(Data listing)
*-*-*
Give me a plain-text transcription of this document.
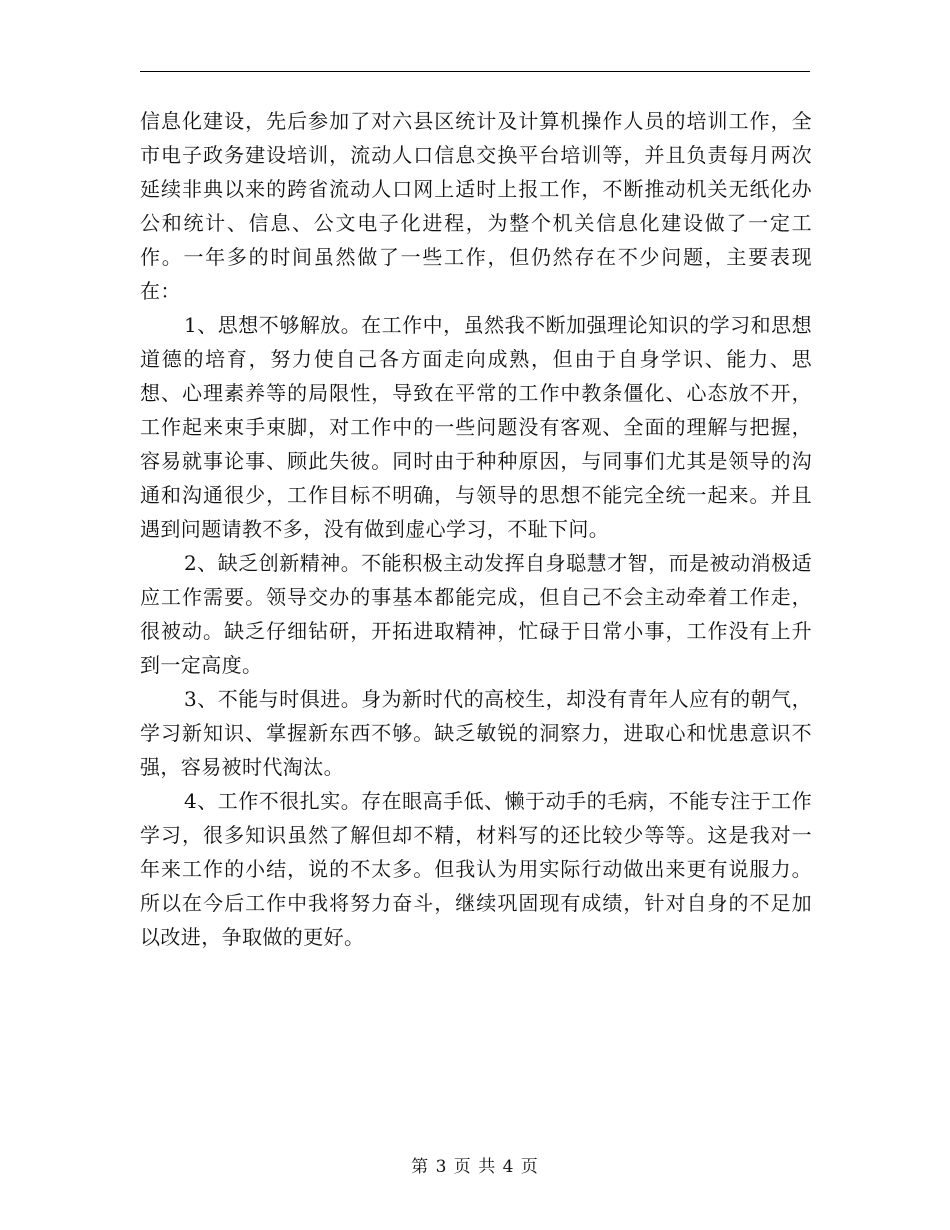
信息化建设，先后参加了对六县区统计及计算机操作人员的培训工作，全市电子政务建设培训，流动人口信息交换平台培训等，并且负责每月两次延续非典以来的跨省流动人口网上适时上报工作，不断推动机关无纸化办公和统计、信息、公文电子化进程，为整个机关信息化建设做了一定工作。一年多的时间虽然做了一些工作，但仍然存在不少问题，主要表现在：

1、思想不够解放。在工作中，虽然我不断加强理论知识的学习和思想道德的培育，努力使自己各方面走向成熟，但由于自身学识、能力、思想、心理素养等的局限性，导致在平常的工作中教条僵化、心态放不开，工作起来束手束脚，对工作中的一些问题没有客观、全面的理解与把握，容易就事论事、顾此失彼。同时由于种种原因，与同事们尤其是领导的沟通和沟通很少，工作目标不明确，与领导的思想不能完全统一起来。并且遇到问题请教不多，没有做到虚心学习，不耻下问。

2、缺乏创新精神。不能积极主动发挥自身聪慧才智，而是被动消极适应工作需要。领导交办的事基本都能完成，但自己不会主动牵着工作走，很被动。缺乏仔细钻研，开拓进取精神，忙碌于日常小事，工作没有上升到一定高度。

3、不能与时俱进。身为新时代的高校生，却没有青年人应有的朝气，学习新知识、掌握新东西不够。缺乏敏锐的洞察力，进取心和忧患意识不强，容易被时代淘汰。

4、工作不很扎实。存在眼高手低、懒于动手的毛病，不能专注于工作学习，很多知识虽然了解但却不精，材料写的还比较少等等。这是我对一年来工作的小结，说的不太多。但我认为用实际行动做出来更有说服力。所以在今后工作中我将努力奋斗，继续巩固现有成绩，针对自身的不足加以改进，争取做的更好。

第 3 页 共 4 页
*-*-*
→ TASK TO CARRY OUT
Transcribe all entries above exactly. Drop the pictures.

→ ANSWER FOR THIS EXERCISE
Give me a plain-text transcription of this document.
信息化建设，先后参加了对六县区统计及计算机操作人员的培训工作，全市电子政务建设培训，流动人口信息交换平台培训等，并且负责每月两次延续非典以来的跨省流动人口网上适时上报工作，不断推动机关无纸化办公和统计、信息、公文电子化进程，为整个机关信息化建设做了一定工作。一年多的时间虽然做了一些工作，但仍然存在不少问题，主要表现在：

1、思想不够解放。在工作中，虽然我不断加强理论知识的学习和思想道德的培育，努力使自己各方面走向成熟，但由于自身学识、能力、思想、心理素养等的局限性，导致在平常的工作中教条僵化、心态放不开，工作起来束手束脚，对工作中的一些问题没有客观、全面的理解与把握，容易就事论事、顾此失彼。同时由于种种原因，与同事们尤其是领导的沟通和沟通很少，工作目标不明确，与领导的思想不能完全统一起来。并且遇到问题请教不多，没有做到虚心学习，不耻下问。

2、缺乏创新精神。不能积极主动发挥自身聪慧才智，而是被动消极适应工作需要。领导交办的事基本都能完成，但自己不会主动牵着工作走，很被动。缺乏仔细钻研，开拓进取精神，忙碌于日常小事，工作没有上升到一定高度。

3、不能与时俱进。身为新时代的高校生，却没有青年人应有的朝气，学习新知识、掌握新东西不够。缺乏敏锐的洞察力，进取心和忧患意识不强，容易被时代淘汰。

4、工作不很扎实。存在眼高手低、懒于动手的毛病，不能专注于工作学习，很多知识虽然了解但却不精，材料写的还比较少等等。这是我对一年来工作的小结，说的不太多。但我认为用实际行动做出来更有说服力。所以在今后工作中我将努力奋斗，继续巩固现有成绩，针对自身的不足加以改进，争取做的更好。

第 3 页 共 4 页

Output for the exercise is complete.